_Brief_
Look for the word "values" in the entries below, then copy every line that has it.
[START Dataset entries]
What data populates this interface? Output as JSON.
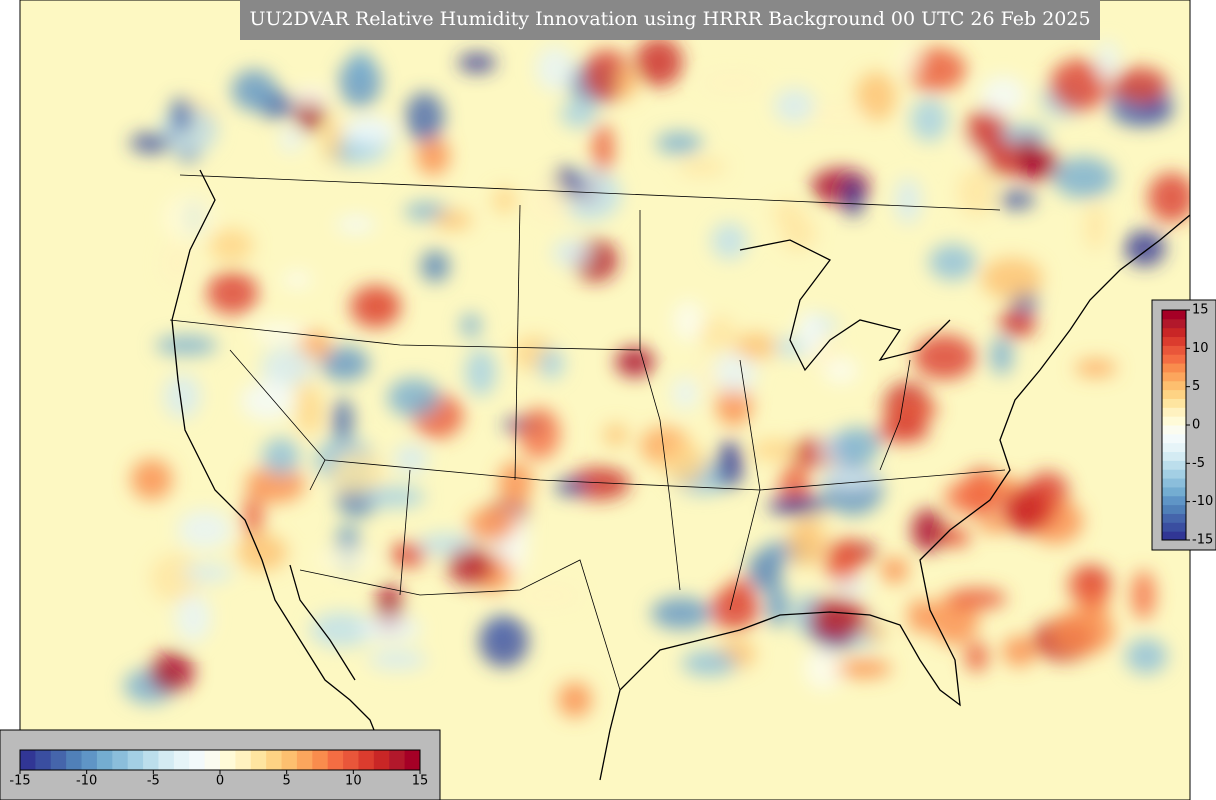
{
  "title": "UU2DVAR Relative Humidity Innovation using HRRR Background 00 UTC 26 Feb 2025",
  "colorbars": [
    {
      "orientation": "horizontal",
      "lim": [
        -15,
        15
      ],
      "ticks": [
        -15,
        -10,
        -5,
        0,
        5,
        10,
        15
      ],
      "colors": [
        "#313695",
        "#3a4ea0",
        "#4565ab",
        "#5080b8",
        "#5f95c6",
        "#74add1",
        "#8bbedb",
        "#a3cfe4",
        "#bcdeec",
        "#d4ebf3",
        "#e6f4f8",
        "#f3fafb",
        "#fbfcf0",
        "#fffbd8",
        "#fff2c0",
        "#fee5a0",
        "#fed384",
        "#fdbf6f",
        "#fca65d",
        "#f98c4d",
        "#f46d43",
        "#e9563a",
        "#db3c2e",
        "#c92626",
        "#b2182b",
        "#a50026"
      ]
    },
    {
      "orientation": "vertical",
      "lim": [
        -15,
        15
      ],
      "ticks": [
        -15,
        -10,
        -5,
        0,
        5,
        10,
        15
      ],
      "colors": [
        "#313695",
        "#3a4ea0",
        "#4565ab",
        "#5080b8",
        "#5f95c6",
        "#74add1",
        "#8bbedb",
        "#a3cfe4",
        "#bcdeec",
        "#d4ebf3",
        "#e6f4f8",
        "#f3fafb",
        "#fbfcf0",
        "#fffbd8",
        "#fff2c0",
        "#fee5a0",
        "#fed384",
        "#fdbf6f",
        "#fca65d",
        "#f98c4d",
        "#f46d43",
        "#e9563a",
        "#db3c2e",
        "#c92626",
        "#b2182b",
        "#a50026"
      ]
    }
  ]
}
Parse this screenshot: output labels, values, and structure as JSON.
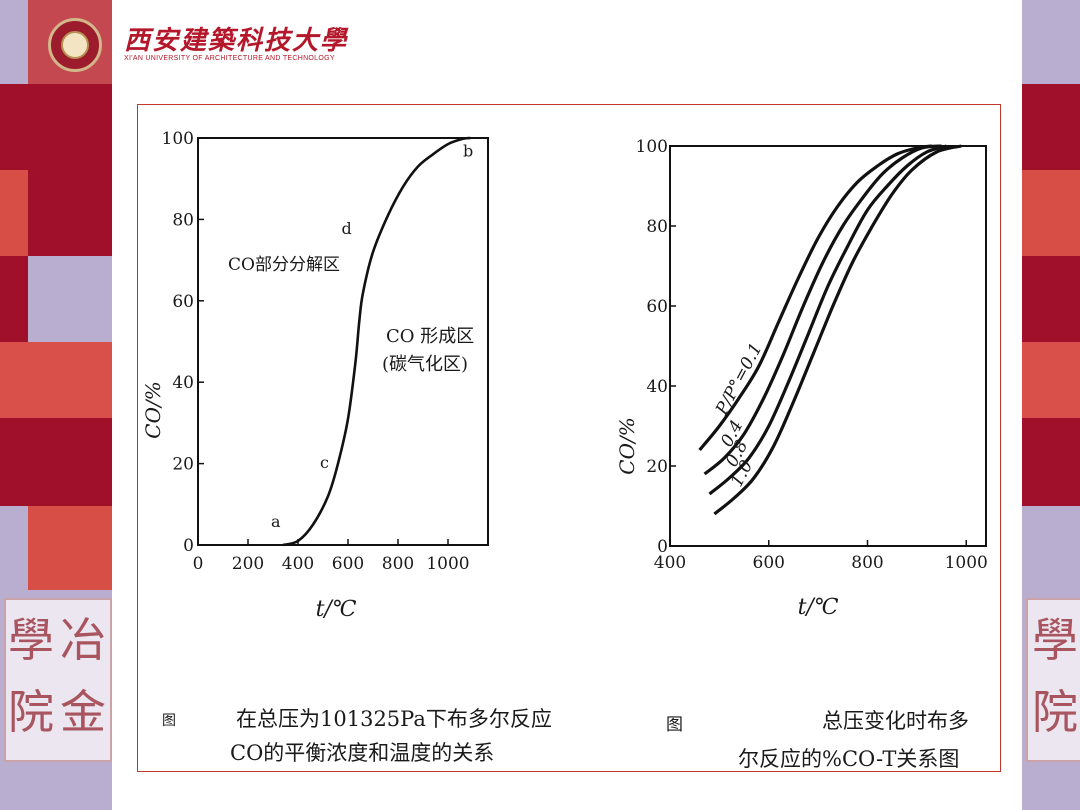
{
  "header": {
    "university_cn": "西安建築科技大學",
    "university_en": "XI'AN UNIVERSITY OF ARCHITECTURE AND TECHNOLOGY",
    "side_seal_text": [
      "冶",
      "金",
      "學",
      "院"
    ]
  },
  "chart_data": [
    {
      "type": "line",
      "xlabel": "t/℃",
      "ylabel": "CO/%",
      "xlim": [
        0,
        1160
      ],
      "ylim": [
        0,
        100
      ],
      "x_ticks": [
        "0",
        "200",
        "400",
        "600",
        "800",
        "1000"
      ],
      "y_ticks": [
        "0",
        "20",
        "40",
        "60",
        "80",
        "100"
      ],
      "grid": false,
      "series": [
        {
          "x": [
            340,
            400,
            460,
            520,
            560,
            600,
            630,
            645,
            660,
            700,
            760,
            820,
            880,
            940,
            1000,
            1060,
            1090
          ],
          "y": [
            0,
            1,
            5,
            12,
            20,
            31,
            45,
            55,
            62,
            72,
            81,
            88,
            93,
            96,
            98.5,
            99.8,
            100
          ]
        }
      ],
      "point_labels": [
        {
          "label": "a",
          "x": 340,
          "y": 3
        },
        {
          "label": "c",
          "x": 520,
          "y": 17
        },
        {
          "label": "d",
          "x": 630,
          "y": 74
        },
        {
          "label": "b",
          "x": 1060,
          "y": 95
        }
      ],
      "annotations": [
        "CO部分分解区",
        "CO 形成区",
        "(碳气化区)"
      ],
      "caption_prefix": "图",
      "caption": [
        "在总压为101325Pa下布多尔反应",
        "CO的平衡浓度和温度的关系"
      ]
    },
    {
      "type": "line",
      "xlabel": "t/℃",
      "ylabel": "CO/%",
      "xlim": [
        400,
        1040
      ],
      "ylim": [
        0,
        100
      ],
      "x_ticks": [
        "400",
        "600",
        "800",
        "1000"
      ],
      "y_ticks": [
        "0",
        "20",
        "40",
        "60",
        "80",
        "100"
      ],
      "grid": false,
      "legend_prefix": "P/P°=",
      "series": [
        {
          "name": "0.1",
          "x": [
            460,
            500,
            540,
            580,
            620,
            660,
            700,
            740,
            780,
            820,
            860,
            900,
            930
          ],
          "y": [
            24,
            30,
            37,
            45,
            56,
            67,
            77,
            85,
            91,
            95,
            98,
            99.5,
            100
          ]
        },
        {
          "name": "0.4",
          "x": [
            470,
            510,
            550,
            590,
            630,
            670,
            710,
            750,
            790,
            830,
            870,
            910,
            950
          ],
          "y": [
            18,
            22,
            28,
            37,
            48,
            60,
            71,
            80,
            87,
            93,
            97,
            99.5,
            100
          ]
        },
        {
          "name": "0.8",
          "x": [
            480,
            520,
            560,
            600,
            640,
            680,
            720,
            760,
            800,
            840,
            880,
            920,
            960
          ],
          "y": [
            13,
            17,
            22,
            30,
            41,
            53,
            65,
            75,
            84,
            90,
            95,
            98.5,
            100
          ]
        },
        {
          "name": "1.0",
          "x": [
            490,
            530,
            570,
            610,
            650,
            690,
            730,
            770,
            810,
            850,
            890,
            940,
            990
          ],
          "y": [
            8,
            12,
            17,
            25,
            36,
            48,
            60,
            71,
            80,
            88,
            94,
            98.5,
            100
          ]
        }
      ],
      "caption_prefix": "图",
      "caption": [
        "总压变化时布多",
        "尔反应的%CO-T关系图"
      ]
    }
  ]
}
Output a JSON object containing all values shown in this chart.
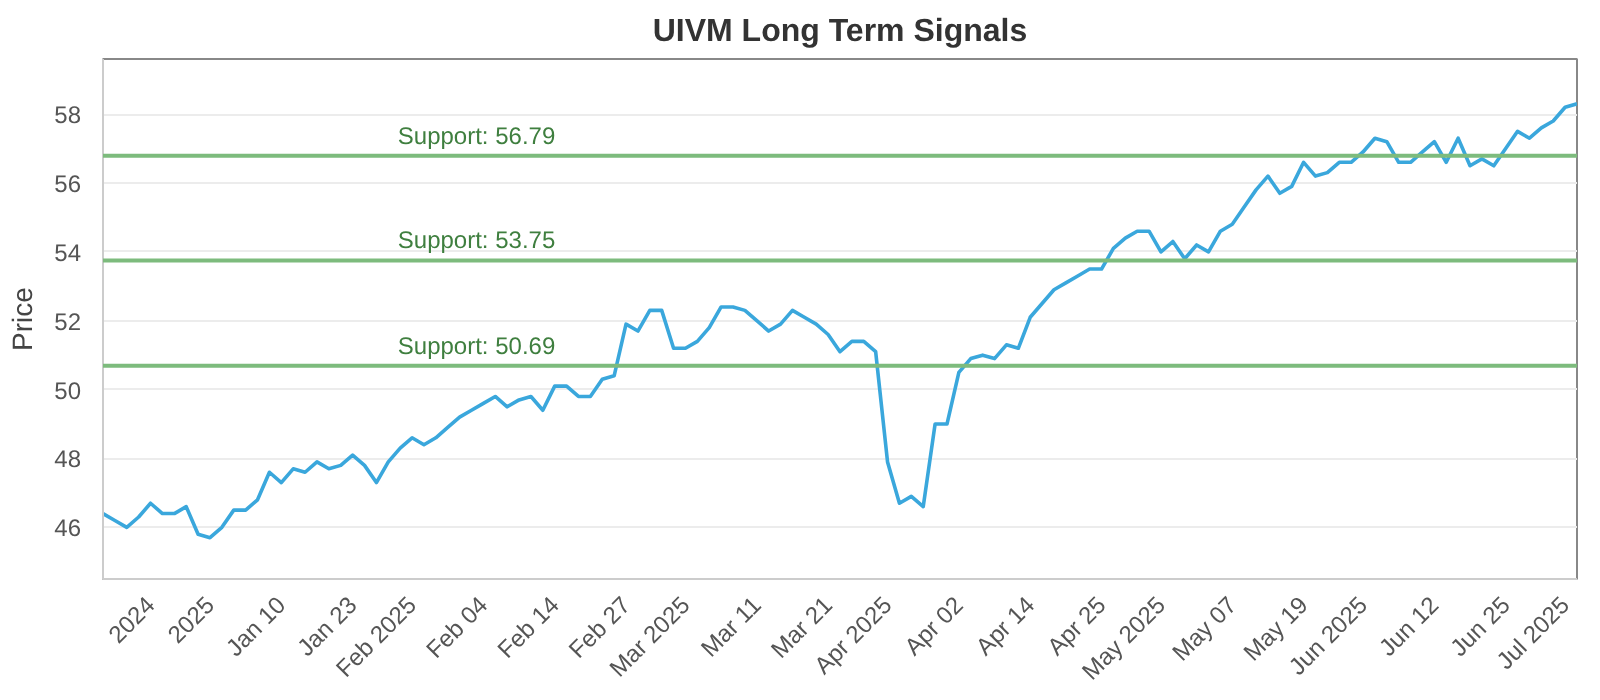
{
  "chart_data": {
    "type": "line",
    "title": "UIVM Long Term Signals",
    "ylabel": "Price",
    "categories": [
      null,
      null,
      null,
      null,
      "2024",
      null,
      null,
      null,
      null,
      "2025",
      null,
      null,
      null,
      null,
      null,
      "Jan 10",
      null,
      null,
      null,
      null,
      null,
      "Jan 23",
      null,
      null,
      null,
      null,
      "Feb 2025",
      null,
      null,
      null,
      null,
      null,
      "Feb 04",
      null,
      null,
      null,
      null,
      null,
      "Feb 14",
      null,
      null,
      null,
      null,
      null,
      "Feb 27",
      null,
      null,
      null,
      null,
      "Mar 2025",
      null,
      null,
      null,
      null,
      null,
      "Mar 11",
      null,
      null,
      null,
      null,
      null,
      "Mar 21",
      null,
      null,
      null,
      null,
      "Apr 2025",
      null,
      null,
      null,
      null,
      null,
      "Apr 02",
      null,
      null,
      null,
      null,
      null,
      "Apr 14",
      null,
      null,
      null,
      null,
      null,
      "Apr 25",
      null,
      null,
      null,
      null,
      "May 2025",
      null,
      null,
      null,
      null,
      null,
      "May 07",
      null,
      null,
      null,
      null,
      null,
      "May 19",
      null,
      null,
      null,
      null,
      "Jun 2025",
      null,
      null,
      null,
      null,
      null,
      "Jun 12",
      null,
      null,
      null,
      null,
      null,
      "Jun 25",
      null,
      null,
      null,
      null,
      "Jul 2025",
      null
    ],
    "series": [
      {
        "color": "#3aa7dc",
        "values": [
          46.4,
          46.2,
          46.0,
          46.3,
          46.7,
          46.4,
          46.4,
          46.6,
          45.8,
          45.7,
          46.0,
          46.5,
          46.5,
          46.8,
          47.6,
          47.3,
          47.7,
          47.6,
          47.9,
          47.7,
          47.8,
          48.1,
          47.8,
          47.3,
          47.9,
          48.3,
          48.6,
          48.4,
          48.6,
          48.9,
          49.2,
          49.4,
          49.6,
          49.8,
          49.5,
          49.7,
          49.8,
          49.4,
          50.1,
          50.1,
          49.8,
          49.8,
          50.3,
          50.4,
          51.9,
          51.7,
          52.3,
          52.3,
          51.2,
          51.2,
          51.4,
          51.8,
          52.4,
          52.4,
          52.3,
          52.0,
          51.7,
          51.9,
          52.3,
          52.1,
          51.9,
          51.6,
          51.1,
          51.4,
          51.4,
          51.1,
          47.9,
          46.7,
          46.9,
          46.6,
          49.0,
          49.0,
          50.5,
          50.9,
          51.0,
          50.9,
          51.3,
          51.2,
          52.1,
          52.5,
          52.9,
          53.1,
          53.3,
          53.5,
          53.5,
          54.1,
          54.4,
          54.6,
          54.6,
          54.0,
          54.3,
          53.8,
          54.2,
          54.0,
          54.6,
          54.8,
          55.3,
          55.8,
          56.2,
          55.7,
          55.9,
          56.6,
          56.2,
          56.3,
          56.6,
          56.6,
          56.9,
          57.3,
          57.2,
          56.6,
          56.6,
          56.9,
          57.2,
          56.6,
          57.3,
          56.5,
          56.7,
          56.5,
          57.0,
          57.5,
          57.3,
          57.6,
          57.8,
          58.2,
          58.3
        ]
      }
    ],
    "ylim": [
      44.5,
      59.6
    ],
    "yticks": [
      46,
      48,
      50,
      52,
      54,
      56,
      58
    ],
    "grid": "y",
    "ref_lines": [
      {
        "axis": "y",
        "value": 56.79,
        "label": "Support: 56.79",
        "color": "#7dbb7d"
      },
      {
        "axis": "y",
        "value": 53.75,
        "label": "Support: 53.75",
        "color": "#7dbb7d"
      },
      {
        "axis": "y",
        "value": 50.69,
        "label": "Support: 50.69",
        "color": "#7dbb7d"
      }
    ]
  }
}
[END Dataset entries]
_The response_
Parse this screenshot: output labels, values, and structure as JSON.
Output a JSON object containing all values shown in this chart.
        "values": [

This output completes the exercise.